* Begin Input for this task *

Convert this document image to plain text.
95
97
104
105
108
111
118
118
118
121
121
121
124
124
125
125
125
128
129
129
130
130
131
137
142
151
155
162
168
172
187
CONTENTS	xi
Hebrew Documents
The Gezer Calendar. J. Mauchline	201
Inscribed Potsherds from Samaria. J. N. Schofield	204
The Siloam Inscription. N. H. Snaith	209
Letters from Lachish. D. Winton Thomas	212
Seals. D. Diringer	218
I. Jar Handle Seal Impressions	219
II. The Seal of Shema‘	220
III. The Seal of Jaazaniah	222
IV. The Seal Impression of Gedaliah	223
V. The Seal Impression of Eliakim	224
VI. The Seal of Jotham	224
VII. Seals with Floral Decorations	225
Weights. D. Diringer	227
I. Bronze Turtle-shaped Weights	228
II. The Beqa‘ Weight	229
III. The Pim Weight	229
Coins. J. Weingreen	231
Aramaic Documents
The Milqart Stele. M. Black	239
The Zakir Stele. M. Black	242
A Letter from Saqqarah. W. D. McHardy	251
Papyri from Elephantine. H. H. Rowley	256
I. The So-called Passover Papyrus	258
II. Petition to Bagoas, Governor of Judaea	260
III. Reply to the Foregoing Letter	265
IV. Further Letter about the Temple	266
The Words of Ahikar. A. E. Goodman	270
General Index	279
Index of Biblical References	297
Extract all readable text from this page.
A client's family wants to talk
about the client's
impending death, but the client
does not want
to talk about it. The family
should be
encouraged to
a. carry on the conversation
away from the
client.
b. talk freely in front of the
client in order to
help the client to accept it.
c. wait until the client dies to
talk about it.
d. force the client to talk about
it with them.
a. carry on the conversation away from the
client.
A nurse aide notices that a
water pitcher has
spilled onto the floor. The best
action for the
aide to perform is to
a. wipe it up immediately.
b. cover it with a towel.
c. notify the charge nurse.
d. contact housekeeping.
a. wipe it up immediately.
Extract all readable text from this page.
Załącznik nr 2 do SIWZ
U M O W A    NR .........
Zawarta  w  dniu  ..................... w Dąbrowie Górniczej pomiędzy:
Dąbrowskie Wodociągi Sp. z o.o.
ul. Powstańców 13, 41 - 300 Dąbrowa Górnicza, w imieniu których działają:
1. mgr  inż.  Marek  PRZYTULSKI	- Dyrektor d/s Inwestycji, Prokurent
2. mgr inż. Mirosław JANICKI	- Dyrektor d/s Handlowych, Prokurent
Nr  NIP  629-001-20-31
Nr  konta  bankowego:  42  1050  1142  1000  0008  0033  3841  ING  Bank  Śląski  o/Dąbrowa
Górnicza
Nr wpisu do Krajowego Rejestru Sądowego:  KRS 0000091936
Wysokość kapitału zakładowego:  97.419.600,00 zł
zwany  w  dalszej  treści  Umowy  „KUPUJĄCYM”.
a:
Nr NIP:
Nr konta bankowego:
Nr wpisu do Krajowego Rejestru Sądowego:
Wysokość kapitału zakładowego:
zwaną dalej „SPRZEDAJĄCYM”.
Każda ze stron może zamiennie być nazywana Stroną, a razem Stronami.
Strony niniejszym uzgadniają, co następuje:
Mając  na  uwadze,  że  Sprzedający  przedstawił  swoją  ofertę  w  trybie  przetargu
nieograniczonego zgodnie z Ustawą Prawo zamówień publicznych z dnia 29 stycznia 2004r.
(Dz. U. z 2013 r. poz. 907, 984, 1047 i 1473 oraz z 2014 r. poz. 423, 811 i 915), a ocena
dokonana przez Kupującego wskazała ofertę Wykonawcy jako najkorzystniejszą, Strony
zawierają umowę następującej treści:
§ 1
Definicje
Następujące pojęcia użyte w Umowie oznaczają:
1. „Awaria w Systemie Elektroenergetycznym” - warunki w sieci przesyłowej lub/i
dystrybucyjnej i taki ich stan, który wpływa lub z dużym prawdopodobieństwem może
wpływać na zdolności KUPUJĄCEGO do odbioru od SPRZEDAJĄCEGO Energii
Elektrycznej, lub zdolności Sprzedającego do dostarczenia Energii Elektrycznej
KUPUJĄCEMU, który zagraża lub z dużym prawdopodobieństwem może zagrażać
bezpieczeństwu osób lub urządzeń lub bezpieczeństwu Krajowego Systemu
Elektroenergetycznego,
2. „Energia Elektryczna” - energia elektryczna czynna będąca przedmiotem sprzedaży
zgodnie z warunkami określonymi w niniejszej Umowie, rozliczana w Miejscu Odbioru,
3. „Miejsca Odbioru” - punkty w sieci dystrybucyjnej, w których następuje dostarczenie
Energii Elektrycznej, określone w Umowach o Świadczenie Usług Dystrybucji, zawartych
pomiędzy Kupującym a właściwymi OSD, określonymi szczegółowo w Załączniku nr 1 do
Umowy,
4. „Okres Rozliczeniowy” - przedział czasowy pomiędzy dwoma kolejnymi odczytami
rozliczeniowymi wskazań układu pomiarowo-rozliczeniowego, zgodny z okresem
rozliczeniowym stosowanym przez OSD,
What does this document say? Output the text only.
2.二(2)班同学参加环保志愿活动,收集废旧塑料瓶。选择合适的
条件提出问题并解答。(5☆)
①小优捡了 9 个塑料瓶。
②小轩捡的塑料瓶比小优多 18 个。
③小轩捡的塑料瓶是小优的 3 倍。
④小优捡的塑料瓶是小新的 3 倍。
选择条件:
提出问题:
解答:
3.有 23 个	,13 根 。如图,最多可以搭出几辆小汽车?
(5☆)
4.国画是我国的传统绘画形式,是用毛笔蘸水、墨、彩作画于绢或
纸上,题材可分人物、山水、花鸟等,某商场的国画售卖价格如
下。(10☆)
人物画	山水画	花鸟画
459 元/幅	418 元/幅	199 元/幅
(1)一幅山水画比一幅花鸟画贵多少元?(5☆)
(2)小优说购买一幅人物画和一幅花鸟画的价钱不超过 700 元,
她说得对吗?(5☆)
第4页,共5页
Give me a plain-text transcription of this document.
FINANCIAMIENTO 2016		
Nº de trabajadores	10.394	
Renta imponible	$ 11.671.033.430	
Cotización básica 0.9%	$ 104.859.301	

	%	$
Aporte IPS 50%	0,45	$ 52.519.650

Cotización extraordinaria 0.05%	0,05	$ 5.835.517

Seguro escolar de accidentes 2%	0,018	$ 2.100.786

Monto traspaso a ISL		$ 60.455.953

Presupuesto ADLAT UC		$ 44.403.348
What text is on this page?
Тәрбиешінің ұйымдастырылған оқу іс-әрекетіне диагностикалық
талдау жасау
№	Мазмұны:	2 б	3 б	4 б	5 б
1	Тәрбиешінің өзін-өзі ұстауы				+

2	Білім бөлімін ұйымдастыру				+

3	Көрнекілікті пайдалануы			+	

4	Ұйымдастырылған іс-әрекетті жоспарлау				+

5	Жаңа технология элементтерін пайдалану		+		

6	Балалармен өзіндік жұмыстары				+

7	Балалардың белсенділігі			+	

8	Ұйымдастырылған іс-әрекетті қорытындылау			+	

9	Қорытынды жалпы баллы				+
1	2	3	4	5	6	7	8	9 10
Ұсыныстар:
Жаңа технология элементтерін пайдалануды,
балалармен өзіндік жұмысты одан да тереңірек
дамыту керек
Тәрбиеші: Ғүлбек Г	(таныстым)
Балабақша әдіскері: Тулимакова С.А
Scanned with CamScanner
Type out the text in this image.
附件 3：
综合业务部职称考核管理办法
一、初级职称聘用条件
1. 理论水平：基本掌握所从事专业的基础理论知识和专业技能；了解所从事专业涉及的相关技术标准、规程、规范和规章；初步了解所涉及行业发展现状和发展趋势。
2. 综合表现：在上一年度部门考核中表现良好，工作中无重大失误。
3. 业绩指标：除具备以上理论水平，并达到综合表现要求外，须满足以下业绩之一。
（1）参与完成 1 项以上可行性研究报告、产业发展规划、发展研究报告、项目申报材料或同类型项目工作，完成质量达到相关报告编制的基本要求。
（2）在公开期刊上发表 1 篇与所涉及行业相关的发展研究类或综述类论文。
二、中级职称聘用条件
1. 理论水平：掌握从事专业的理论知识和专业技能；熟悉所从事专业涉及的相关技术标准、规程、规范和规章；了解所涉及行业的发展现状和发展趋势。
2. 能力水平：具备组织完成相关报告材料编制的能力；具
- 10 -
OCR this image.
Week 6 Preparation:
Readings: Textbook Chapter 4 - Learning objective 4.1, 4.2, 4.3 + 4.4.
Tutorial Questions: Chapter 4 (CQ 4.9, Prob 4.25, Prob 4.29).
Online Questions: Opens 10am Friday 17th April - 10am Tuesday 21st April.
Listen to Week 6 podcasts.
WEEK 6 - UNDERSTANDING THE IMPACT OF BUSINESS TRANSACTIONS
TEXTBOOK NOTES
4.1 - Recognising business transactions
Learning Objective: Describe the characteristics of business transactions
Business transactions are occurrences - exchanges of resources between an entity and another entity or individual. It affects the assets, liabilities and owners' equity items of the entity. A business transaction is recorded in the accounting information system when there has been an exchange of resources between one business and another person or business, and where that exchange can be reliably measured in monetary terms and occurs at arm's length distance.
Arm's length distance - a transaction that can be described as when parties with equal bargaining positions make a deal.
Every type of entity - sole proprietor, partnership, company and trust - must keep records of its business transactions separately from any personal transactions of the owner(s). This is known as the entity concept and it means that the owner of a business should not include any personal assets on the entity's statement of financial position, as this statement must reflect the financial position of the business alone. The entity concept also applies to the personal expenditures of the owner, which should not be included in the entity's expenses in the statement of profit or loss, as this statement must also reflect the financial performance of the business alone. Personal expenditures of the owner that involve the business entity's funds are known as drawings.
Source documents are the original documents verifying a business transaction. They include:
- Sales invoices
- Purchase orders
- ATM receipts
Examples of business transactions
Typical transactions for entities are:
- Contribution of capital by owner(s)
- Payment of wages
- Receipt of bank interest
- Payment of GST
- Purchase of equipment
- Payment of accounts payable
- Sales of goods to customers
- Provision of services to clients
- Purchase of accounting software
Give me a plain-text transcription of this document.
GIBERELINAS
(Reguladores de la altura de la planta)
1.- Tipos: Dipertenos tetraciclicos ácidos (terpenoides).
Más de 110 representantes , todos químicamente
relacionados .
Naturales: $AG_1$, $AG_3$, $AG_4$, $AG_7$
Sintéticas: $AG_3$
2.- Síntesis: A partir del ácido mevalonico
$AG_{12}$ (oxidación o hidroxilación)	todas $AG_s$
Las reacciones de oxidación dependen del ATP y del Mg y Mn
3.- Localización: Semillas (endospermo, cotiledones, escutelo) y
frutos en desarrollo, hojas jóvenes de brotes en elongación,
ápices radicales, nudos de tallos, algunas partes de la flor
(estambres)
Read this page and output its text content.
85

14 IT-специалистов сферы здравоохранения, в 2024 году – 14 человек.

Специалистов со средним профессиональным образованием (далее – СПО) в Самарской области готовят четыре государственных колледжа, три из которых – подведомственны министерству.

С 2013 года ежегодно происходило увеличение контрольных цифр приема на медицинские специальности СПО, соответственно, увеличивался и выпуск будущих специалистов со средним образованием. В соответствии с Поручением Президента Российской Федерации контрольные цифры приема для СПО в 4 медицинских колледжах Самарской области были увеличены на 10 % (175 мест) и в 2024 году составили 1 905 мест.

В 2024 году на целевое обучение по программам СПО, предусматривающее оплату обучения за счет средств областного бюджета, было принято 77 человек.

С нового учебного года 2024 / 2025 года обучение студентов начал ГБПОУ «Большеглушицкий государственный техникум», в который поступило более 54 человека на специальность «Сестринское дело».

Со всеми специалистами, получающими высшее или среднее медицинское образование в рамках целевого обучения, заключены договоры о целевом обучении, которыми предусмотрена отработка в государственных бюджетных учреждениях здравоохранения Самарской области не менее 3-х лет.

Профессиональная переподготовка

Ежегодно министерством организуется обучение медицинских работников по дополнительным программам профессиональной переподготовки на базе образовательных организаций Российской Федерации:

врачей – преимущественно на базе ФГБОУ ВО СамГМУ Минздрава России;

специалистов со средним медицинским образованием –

* End Input for this task *

= Short problem =
Your task is to gather all lines from the entries above that hold the word "Energii".

= Finished answer =
wpływać na zdolności KUPUJĄCEGO do odbioru od SPRZEDAJĄCEGO Energii
Elektrycznej, lub zdolności Sprzedającego do dostarczenia Energii Elektrycznej
Energii Elektrycznej, określone w Umowach o Świadczenie Usług Dystrybucji, zawartych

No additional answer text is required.